STATED PROBLEM:
Collect every line of the records below that contains the word "Free".

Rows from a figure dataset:
[Begin]
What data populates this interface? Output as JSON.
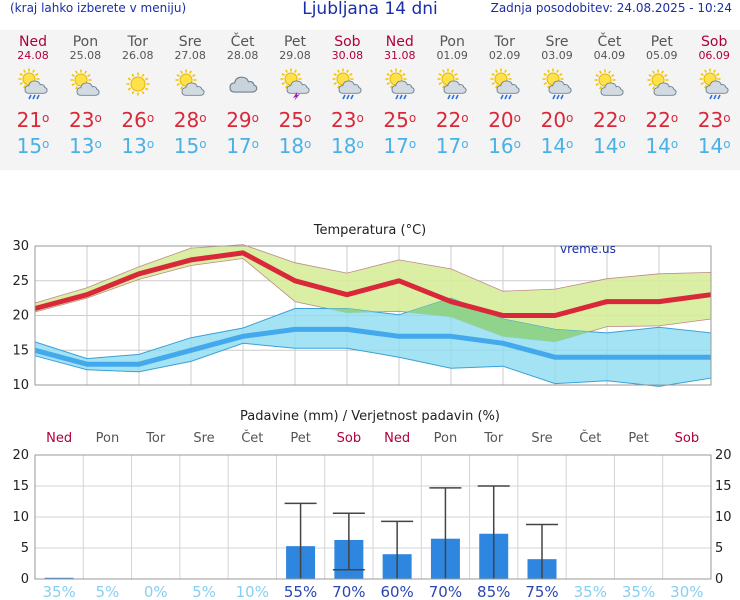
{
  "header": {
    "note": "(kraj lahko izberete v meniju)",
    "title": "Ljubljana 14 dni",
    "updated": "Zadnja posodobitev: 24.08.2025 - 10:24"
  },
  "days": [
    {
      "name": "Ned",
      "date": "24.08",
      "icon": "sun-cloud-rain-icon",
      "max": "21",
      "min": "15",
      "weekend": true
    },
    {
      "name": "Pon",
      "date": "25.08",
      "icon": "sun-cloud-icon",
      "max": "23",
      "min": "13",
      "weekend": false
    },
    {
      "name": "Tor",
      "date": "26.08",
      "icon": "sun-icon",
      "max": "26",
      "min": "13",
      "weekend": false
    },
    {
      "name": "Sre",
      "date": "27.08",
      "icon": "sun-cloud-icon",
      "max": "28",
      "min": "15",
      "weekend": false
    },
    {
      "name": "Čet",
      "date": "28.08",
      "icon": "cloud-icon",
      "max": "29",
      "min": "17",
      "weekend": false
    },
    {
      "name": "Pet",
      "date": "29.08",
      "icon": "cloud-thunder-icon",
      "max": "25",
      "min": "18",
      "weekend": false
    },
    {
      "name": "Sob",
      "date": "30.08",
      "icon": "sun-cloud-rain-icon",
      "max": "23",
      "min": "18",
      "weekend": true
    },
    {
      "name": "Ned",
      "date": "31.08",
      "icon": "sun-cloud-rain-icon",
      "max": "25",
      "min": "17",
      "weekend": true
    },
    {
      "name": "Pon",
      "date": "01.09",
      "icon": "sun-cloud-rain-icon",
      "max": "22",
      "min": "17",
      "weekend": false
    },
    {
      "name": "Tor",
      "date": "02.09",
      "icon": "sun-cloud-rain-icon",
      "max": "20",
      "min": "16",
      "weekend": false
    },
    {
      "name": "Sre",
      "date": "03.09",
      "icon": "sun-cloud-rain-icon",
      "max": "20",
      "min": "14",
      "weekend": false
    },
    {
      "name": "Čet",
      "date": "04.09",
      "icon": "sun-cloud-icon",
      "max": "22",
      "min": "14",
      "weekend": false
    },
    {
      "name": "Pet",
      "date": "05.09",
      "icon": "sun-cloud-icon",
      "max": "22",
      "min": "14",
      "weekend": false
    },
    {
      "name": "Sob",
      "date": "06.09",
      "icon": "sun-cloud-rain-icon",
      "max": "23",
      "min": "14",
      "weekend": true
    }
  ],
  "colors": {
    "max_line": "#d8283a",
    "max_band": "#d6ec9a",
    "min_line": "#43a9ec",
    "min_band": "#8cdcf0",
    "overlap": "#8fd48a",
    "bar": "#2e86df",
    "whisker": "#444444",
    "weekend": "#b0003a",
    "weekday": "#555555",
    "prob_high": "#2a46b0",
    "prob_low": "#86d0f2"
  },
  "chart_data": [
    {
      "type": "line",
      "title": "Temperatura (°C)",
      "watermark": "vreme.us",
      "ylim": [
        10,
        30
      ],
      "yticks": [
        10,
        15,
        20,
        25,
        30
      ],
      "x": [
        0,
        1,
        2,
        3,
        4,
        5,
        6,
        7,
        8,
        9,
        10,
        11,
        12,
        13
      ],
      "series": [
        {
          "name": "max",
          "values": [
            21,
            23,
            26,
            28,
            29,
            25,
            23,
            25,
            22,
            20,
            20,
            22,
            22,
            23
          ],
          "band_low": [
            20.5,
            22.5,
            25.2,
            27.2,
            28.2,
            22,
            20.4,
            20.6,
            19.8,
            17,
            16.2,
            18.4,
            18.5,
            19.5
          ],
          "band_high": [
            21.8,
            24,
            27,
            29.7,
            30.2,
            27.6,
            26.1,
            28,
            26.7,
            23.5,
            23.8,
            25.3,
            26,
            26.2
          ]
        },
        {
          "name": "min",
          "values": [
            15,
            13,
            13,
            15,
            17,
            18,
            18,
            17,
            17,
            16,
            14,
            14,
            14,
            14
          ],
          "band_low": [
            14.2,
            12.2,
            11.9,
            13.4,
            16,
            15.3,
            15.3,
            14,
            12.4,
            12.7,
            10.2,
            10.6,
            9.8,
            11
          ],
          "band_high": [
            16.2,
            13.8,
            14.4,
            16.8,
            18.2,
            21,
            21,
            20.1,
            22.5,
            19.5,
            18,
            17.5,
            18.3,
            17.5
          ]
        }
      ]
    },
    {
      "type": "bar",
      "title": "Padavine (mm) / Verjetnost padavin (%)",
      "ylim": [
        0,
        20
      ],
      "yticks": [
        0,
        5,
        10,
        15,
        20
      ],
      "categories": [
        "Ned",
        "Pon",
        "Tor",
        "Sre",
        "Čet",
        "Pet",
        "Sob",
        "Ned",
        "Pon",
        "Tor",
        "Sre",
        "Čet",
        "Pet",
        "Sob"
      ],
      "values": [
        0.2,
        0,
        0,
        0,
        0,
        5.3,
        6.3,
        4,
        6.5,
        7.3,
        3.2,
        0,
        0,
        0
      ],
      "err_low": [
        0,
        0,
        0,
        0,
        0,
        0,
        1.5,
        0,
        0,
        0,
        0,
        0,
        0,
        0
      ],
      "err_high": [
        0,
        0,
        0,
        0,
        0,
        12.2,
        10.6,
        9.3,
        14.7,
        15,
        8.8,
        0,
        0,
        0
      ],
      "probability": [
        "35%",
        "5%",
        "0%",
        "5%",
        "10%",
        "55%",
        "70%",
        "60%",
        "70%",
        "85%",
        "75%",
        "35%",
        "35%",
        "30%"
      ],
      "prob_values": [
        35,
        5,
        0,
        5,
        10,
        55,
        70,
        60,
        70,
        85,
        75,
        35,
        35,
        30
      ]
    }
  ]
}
[End]
[Begin]
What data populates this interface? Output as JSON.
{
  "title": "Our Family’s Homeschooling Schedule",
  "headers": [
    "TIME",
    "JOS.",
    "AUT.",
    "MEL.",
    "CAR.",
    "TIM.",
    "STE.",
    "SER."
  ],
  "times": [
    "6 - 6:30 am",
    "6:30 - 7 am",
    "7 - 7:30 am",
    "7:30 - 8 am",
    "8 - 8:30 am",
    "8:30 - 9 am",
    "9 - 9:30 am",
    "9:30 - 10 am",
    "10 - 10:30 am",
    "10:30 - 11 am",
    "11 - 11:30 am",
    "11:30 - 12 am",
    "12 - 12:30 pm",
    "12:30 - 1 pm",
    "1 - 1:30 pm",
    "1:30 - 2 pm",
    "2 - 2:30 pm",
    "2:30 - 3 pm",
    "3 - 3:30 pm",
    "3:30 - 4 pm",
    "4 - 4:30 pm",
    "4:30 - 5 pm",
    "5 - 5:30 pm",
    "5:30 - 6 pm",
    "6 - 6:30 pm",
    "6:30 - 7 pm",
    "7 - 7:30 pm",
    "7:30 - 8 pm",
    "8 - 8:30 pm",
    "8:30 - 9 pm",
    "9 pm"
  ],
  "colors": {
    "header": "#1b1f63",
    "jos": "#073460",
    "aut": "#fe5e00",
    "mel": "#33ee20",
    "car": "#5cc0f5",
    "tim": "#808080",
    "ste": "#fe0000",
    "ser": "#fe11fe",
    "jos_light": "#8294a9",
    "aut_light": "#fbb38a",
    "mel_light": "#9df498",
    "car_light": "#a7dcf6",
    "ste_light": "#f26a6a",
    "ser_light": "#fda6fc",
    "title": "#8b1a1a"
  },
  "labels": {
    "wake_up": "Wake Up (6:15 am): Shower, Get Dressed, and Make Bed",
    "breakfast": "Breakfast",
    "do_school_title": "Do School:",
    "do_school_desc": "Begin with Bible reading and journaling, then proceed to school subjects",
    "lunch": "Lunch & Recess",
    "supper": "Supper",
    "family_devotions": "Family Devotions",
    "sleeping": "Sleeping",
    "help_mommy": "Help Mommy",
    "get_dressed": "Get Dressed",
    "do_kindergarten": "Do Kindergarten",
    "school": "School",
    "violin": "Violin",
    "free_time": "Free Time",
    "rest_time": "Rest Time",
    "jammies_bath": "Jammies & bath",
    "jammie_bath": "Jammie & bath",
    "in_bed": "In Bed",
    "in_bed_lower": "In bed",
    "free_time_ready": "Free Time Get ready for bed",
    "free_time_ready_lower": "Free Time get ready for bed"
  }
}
[End]
[Begin]
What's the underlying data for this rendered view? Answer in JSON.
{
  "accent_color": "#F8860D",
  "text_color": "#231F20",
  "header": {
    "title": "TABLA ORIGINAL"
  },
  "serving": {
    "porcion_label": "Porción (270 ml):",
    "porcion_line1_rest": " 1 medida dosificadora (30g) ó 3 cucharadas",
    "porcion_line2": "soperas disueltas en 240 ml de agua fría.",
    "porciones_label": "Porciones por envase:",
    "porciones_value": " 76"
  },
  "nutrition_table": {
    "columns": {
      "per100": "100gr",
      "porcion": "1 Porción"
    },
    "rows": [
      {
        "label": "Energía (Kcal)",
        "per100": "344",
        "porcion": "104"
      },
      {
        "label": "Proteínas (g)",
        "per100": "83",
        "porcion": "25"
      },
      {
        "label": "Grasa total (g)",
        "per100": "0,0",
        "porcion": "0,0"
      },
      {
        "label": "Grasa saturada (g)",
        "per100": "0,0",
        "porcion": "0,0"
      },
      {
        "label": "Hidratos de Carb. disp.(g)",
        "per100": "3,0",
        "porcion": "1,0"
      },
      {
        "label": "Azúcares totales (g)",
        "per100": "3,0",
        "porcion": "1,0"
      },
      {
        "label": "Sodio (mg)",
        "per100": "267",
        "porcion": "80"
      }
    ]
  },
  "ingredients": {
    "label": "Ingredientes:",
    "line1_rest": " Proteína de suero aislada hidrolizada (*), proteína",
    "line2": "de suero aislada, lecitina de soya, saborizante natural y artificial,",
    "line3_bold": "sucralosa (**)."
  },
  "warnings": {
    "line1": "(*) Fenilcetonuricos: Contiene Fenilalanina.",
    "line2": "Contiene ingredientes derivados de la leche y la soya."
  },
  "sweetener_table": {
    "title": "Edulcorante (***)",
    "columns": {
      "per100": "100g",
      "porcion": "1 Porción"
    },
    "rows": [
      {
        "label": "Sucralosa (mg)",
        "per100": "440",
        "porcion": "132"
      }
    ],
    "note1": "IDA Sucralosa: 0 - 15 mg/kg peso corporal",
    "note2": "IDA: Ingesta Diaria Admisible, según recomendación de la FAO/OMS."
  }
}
[End]
COMPLETED TASK:
    "free_time": "Free Time",
    "free_time_ready": "Free Time Get ready for bed",
    "free_time_ready_lower": "Free Time get ready for bed"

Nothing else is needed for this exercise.